▸ **O que fazer**
[1] No trecho sobre os presbíteros, a referência à "Sinagoga" diz respeito a quê?
[2] Dê continuidade ao trecho sobre os presbíteros, começando logo depois da última frase apresentada.

▸ **Trecho da fonte**

== == ==

5:1,2,17, 19, Tt.1:5), além disso, vilas judaicas também tinham
presbíteros (ROPES. A Critical and Exegetical
Commentary on the Epistle of St. James,
1916, p. 304). Entretanto, Varner pensa esses presbíteros de 5:14 em
associação com 2:2, pensando o centro espiritual da comunidade chamada de “Sinagoga”.
Assim, a referência não é a construção, mas a reunião dos crentes. A
dificuldade consisti em conhecer, se esses presbíteros de 5:14 são escolhidos, sinônimos
ao período de At.20 ou das cartas paulinas. Provavelmente,
sejam eles líderes espirituais da comunidade, presbíteros na sinagoga judaica
do segundo templo (VARNER. The
Book of James – A New Perspective A Linguistic Commentary Applying Discourse
Analysis, 2010, pp.190,191).

== == ==

[Dados de análise do layout da página]
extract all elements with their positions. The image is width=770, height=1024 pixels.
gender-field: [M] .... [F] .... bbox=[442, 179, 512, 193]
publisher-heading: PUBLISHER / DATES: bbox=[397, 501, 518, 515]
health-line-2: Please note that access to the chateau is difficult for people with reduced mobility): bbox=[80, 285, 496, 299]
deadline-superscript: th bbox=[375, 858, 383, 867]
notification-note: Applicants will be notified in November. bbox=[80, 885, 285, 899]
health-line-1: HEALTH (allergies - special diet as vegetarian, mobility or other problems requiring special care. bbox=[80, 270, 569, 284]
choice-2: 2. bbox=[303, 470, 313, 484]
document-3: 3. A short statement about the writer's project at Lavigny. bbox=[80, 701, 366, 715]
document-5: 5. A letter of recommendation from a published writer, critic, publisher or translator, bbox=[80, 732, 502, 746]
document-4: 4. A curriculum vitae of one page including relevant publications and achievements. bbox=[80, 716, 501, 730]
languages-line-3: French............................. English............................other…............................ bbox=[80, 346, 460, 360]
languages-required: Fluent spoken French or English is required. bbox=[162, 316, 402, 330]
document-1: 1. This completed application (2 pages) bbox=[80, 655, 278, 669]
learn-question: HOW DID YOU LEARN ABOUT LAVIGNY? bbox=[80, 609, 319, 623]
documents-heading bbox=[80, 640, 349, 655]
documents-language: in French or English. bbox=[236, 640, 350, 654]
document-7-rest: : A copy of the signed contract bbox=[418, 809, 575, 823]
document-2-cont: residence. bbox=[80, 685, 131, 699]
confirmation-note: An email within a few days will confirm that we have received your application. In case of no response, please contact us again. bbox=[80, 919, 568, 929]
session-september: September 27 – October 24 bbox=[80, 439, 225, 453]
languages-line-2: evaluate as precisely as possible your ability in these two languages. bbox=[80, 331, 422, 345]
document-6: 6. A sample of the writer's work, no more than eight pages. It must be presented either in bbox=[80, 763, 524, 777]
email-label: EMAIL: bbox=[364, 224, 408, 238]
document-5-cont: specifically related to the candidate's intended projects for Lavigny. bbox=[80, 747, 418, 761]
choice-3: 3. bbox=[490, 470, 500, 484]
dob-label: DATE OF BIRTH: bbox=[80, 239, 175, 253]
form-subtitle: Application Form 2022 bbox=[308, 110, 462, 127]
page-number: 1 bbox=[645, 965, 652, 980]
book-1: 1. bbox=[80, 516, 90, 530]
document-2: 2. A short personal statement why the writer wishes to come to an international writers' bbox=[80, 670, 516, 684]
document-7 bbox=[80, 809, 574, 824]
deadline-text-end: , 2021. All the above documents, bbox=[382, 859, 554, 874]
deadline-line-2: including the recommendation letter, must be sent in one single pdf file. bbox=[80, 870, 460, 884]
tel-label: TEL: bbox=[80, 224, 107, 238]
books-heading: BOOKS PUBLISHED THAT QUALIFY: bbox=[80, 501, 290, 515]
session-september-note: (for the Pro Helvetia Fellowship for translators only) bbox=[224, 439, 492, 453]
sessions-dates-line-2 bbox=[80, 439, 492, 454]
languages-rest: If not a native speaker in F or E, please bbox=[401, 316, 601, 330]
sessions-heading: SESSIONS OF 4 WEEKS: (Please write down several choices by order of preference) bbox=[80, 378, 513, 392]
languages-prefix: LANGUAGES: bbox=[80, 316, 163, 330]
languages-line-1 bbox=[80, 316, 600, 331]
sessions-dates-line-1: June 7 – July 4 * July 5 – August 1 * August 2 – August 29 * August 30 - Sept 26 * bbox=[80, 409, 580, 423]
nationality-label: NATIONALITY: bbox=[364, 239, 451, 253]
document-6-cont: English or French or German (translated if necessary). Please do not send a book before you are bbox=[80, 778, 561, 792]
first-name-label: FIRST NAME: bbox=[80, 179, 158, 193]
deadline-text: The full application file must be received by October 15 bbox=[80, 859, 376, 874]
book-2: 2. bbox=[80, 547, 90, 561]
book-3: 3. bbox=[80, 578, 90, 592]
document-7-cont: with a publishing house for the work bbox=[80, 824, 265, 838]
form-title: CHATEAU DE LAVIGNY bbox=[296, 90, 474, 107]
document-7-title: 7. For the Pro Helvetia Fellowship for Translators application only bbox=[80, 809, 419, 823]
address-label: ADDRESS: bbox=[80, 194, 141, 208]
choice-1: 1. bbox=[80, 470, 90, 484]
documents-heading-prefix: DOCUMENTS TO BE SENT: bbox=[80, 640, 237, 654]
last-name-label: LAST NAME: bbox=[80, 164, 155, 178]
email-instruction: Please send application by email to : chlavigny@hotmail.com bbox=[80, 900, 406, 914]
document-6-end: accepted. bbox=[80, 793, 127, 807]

== == ==

▸ **Respostas**
[1] À reunião dos crentes, e não à construção.

[2]
Pelos considerandos argumentativos citados, parece que a questão da passagem está fundamentada na
oração. Por esta razão, não temos informações exaustivas sobre ... ἀλείψαντες
[αὐτὸν] ἐλαίῳ ἐν τῷ ὀνόματι τοῦ κυρίου, dificultando
sua contextualização. Osborne pensa nas normas culturais e supraculturais
(normativo) da Escritura (decisão complexa), de maneira que o segundo é
determinado pela extensão do princípio teológico subjacente, dominando a
aplicação de superfície (em Tg.5:13-18 a
oração). Assim, o autor depende do ensino tradicional, definido numa questão
específica (OSBONE. Espiral Hermenêutica, 2009, pp.548-550). Por causa das limitadas informações, por causa da
subserviência desta questão, a absolutização de alguma abordagem
(medicinal, sacramental e outros) funciona numa constante falsealidade (VARNER.
The Book of
James – A New Perspe\ctive A Linguistic Commentary Applying Discourse Analysis, 2010, pp.190,191).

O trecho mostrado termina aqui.